* TASK OBJECTIVE: Gather, from the listing beneath this task, every line holding the string "duque".
═════ RECORDS FOR THE TASK ═════
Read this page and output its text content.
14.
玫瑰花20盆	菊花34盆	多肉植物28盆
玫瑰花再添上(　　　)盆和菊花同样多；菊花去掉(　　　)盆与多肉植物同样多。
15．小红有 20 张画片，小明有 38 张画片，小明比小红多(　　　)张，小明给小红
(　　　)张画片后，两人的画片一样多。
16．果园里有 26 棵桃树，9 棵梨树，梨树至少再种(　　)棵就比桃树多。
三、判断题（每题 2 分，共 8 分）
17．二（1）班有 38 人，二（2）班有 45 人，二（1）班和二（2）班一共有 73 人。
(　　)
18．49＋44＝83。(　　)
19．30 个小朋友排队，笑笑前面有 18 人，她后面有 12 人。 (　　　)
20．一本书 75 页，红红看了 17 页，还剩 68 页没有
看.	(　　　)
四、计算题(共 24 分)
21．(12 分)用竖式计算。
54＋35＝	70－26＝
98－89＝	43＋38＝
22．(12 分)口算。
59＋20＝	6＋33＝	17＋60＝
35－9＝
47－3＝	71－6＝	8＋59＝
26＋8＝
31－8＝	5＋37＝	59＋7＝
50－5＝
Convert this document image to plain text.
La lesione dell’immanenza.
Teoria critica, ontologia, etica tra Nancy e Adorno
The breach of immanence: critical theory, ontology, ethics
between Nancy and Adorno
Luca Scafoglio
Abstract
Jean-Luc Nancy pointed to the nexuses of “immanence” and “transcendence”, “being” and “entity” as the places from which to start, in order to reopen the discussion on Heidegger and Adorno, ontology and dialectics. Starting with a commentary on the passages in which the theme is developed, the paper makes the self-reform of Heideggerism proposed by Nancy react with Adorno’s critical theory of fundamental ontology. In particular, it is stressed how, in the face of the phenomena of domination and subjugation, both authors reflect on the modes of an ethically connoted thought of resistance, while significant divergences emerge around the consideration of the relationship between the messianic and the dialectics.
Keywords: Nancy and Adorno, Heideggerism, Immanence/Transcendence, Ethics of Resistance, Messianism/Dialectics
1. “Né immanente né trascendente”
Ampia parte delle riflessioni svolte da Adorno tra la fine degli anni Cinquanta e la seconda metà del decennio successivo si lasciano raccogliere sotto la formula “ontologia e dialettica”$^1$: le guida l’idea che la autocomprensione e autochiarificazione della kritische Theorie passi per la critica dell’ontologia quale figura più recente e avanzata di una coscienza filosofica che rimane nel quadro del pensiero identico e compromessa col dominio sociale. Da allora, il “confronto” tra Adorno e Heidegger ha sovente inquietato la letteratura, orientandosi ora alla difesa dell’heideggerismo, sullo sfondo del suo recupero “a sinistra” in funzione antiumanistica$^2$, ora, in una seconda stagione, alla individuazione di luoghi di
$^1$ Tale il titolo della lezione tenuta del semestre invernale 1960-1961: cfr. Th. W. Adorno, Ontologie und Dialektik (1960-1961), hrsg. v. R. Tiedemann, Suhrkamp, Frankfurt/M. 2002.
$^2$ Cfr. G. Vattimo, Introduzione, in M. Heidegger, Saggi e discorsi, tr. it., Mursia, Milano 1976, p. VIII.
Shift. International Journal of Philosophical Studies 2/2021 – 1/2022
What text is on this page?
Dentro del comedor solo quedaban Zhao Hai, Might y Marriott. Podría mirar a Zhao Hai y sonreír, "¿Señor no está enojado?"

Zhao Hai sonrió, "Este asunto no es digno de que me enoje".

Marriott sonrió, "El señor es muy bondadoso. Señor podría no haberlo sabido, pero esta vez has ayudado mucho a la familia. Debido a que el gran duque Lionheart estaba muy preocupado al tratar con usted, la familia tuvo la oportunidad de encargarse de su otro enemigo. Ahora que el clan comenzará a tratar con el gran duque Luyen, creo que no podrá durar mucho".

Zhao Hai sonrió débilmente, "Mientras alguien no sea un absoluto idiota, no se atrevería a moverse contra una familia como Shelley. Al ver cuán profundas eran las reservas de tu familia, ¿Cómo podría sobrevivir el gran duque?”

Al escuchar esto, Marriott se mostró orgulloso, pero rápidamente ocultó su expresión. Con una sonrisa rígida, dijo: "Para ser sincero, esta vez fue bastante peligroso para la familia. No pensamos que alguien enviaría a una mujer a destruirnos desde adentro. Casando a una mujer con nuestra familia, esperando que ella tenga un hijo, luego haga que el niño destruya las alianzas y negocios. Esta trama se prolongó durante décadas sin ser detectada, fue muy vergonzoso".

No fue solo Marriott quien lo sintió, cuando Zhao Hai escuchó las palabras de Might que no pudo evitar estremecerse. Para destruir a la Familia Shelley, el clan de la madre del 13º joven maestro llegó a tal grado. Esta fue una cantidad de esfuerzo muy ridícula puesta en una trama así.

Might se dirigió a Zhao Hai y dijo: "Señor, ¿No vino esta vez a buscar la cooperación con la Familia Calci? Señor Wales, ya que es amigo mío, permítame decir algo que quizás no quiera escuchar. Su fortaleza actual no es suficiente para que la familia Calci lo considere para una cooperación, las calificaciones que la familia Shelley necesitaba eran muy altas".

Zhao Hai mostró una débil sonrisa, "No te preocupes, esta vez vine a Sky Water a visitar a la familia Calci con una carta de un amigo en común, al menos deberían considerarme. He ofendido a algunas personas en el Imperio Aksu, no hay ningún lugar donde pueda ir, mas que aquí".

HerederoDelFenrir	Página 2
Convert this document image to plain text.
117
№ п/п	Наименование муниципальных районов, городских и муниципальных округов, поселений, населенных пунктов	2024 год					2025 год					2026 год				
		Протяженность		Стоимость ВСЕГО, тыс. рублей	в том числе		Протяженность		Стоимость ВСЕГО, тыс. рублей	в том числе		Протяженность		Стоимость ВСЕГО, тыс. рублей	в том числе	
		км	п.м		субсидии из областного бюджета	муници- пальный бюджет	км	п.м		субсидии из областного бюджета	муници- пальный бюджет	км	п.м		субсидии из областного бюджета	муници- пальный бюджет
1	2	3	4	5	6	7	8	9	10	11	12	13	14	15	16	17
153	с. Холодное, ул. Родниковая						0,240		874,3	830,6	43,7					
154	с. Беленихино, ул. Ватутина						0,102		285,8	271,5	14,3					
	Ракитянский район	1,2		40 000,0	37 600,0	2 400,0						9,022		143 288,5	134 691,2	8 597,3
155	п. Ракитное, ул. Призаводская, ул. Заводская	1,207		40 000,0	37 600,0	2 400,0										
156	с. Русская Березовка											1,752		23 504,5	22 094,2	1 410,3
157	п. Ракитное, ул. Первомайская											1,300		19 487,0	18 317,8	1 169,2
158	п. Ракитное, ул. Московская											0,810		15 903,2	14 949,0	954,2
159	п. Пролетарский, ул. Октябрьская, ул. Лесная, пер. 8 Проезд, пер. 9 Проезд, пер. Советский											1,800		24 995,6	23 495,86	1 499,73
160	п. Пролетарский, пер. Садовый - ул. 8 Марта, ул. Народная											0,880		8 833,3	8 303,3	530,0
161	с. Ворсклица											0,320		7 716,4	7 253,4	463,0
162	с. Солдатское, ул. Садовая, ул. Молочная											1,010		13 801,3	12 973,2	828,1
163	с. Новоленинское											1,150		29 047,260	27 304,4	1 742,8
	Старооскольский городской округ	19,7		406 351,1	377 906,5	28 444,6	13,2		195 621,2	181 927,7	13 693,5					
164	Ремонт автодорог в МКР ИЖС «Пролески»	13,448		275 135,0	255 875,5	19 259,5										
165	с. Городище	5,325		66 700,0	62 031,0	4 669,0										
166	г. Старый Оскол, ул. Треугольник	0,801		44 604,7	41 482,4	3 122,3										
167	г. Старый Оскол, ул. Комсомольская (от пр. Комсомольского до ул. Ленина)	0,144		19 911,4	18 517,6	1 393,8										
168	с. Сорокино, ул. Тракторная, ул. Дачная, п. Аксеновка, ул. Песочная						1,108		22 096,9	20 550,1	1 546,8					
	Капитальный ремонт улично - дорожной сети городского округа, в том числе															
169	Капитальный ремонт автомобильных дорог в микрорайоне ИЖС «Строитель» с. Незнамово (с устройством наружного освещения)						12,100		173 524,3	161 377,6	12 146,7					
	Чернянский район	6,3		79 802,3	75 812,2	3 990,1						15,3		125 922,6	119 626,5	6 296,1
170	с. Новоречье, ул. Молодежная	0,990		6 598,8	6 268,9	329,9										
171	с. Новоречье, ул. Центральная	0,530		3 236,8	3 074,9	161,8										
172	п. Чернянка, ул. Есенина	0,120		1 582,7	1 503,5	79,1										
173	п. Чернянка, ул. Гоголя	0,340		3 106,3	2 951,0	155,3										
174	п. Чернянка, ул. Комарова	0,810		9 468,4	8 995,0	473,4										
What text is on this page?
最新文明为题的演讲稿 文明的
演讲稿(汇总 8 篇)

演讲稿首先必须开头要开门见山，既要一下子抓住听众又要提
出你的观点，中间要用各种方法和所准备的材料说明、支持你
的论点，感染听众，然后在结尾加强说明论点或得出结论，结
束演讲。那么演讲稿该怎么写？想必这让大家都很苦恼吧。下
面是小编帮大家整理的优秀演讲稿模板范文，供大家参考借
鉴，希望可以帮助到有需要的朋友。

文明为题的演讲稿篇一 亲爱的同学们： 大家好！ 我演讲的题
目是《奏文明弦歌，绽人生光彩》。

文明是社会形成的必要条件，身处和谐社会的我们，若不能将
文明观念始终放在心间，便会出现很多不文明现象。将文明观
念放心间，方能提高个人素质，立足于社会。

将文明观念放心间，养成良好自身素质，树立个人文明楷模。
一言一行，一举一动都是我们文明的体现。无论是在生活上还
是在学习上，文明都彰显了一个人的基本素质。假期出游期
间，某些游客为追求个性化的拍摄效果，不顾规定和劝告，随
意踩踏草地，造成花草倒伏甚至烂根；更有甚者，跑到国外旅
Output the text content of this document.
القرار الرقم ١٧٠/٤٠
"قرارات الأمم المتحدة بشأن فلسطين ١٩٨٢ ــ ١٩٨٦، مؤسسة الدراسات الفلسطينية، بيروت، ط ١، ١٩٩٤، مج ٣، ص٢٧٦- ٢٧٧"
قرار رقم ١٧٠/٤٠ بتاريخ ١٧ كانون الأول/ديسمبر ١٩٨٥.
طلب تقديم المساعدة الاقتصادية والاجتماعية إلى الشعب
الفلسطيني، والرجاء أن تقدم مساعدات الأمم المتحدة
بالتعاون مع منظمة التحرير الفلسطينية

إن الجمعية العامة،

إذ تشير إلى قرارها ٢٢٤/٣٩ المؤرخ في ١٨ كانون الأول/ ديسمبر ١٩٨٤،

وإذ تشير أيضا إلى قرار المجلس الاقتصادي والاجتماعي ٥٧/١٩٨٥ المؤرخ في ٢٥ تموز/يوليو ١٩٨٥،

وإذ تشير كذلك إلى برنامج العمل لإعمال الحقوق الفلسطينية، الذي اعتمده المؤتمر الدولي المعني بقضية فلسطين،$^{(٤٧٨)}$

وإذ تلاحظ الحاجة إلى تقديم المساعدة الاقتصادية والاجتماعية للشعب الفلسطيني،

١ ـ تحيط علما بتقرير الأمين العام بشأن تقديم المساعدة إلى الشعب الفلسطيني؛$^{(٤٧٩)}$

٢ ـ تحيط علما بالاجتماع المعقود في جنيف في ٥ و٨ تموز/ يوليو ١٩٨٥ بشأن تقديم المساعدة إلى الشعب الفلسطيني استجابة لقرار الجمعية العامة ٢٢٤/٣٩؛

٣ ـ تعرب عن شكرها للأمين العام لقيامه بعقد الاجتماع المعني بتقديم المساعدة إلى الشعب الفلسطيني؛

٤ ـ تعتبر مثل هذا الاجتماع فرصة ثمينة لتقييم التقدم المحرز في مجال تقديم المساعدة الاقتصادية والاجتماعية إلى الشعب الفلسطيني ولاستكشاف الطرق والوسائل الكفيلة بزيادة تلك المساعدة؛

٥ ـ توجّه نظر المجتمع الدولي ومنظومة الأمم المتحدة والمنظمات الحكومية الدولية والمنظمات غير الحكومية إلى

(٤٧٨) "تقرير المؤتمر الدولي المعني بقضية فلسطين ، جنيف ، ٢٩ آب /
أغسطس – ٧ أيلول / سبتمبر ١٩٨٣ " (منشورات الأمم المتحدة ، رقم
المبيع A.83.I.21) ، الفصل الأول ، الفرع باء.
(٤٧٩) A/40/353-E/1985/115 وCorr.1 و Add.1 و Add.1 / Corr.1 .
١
═════
* CORRECT OUTPUT:
Marriott sonrió, "El señor es muy bondadoso. Señor podría no haberlo sabido, pero esta vez has ayudado mucho a la familia. Debido a que el gran duque Lionheart estaba muy preocupado al tratar con usted, la familia tuvo la oportunidad de encargarse de su otro enemigo. Ahora que el clan comenzará a tratar con el gran duque Luyen, creo que no podrá durar mucho".
Zhao Hai sonrió débilmente, "Mientras alguien no sea un absoluto idiota, no se atrevería a moverse contra una familia como Shelley. Al ver cuán profundas eran las reservas de tu familia, ¿Cómo podría sobrevivir el gran duque?”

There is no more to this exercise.